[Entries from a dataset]
===

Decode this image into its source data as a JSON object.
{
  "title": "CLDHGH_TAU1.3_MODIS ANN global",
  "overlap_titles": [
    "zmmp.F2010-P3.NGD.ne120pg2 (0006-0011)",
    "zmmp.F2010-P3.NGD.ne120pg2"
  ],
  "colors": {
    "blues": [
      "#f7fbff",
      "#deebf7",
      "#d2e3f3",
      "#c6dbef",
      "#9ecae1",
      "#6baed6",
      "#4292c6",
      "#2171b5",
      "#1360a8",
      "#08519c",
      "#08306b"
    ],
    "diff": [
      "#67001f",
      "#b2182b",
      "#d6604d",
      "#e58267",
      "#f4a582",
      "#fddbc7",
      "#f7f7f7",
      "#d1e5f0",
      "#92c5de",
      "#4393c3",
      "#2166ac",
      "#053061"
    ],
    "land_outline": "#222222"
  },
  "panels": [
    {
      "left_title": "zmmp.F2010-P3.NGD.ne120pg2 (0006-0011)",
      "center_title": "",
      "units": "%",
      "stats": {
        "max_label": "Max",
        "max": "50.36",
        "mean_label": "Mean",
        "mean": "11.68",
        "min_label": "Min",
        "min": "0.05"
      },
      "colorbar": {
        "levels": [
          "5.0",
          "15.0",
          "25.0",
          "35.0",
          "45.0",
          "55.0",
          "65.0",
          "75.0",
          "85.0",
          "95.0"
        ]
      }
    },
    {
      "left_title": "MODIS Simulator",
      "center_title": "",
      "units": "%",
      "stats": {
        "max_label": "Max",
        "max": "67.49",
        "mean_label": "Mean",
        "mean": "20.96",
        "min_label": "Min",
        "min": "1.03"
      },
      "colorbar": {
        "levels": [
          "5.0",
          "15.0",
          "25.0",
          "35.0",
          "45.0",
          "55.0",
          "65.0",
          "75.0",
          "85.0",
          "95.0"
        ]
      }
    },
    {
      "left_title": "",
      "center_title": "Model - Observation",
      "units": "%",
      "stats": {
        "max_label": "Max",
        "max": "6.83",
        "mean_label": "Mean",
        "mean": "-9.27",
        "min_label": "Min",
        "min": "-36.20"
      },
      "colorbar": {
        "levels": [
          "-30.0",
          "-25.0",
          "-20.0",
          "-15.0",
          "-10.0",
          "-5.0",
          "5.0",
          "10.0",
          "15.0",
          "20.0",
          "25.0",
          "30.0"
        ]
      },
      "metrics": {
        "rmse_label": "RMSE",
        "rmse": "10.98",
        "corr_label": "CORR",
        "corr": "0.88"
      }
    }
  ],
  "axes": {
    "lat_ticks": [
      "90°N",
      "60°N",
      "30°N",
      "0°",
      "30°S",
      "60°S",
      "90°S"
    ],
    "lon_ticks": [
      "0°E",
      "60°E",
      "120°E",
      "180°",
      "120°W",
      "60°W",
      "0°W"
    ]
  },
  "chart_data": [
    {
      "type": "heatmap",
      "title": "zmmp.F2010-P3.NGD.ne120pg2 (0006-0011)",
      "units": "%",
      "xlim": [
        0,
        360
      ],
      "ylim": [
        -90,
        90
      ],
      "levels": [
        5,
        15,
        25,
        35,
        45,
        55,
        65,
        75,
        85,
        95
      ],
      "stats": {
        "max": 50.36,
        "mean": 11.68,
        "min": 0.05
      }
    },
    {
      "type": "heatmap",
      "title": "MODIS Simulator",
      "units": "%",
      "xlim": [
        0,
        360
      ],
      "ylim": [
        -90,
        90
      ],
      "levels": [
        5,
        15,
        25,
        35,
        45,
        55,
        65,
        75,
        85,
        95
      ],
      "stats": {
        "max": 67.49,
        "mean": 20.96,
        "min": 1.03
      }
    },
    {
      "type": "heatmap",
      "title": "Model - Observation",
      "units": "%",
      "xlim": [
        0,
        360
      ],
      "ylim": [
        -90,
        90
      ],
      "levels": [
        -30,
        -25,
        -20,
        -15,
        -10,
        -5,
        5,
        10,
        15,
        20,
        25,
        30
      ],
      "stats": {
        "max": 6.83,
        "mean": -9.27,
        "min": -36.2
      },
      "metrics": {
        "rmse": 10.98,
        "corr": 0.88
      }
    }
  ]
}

===

▸ **Exercise task**
Locate and copy each line in the data above that includes the word "Simulator".

▸ **Exercise response**
      "left_title": "MODIS Simulator",
      "title": "MODIS Simulator",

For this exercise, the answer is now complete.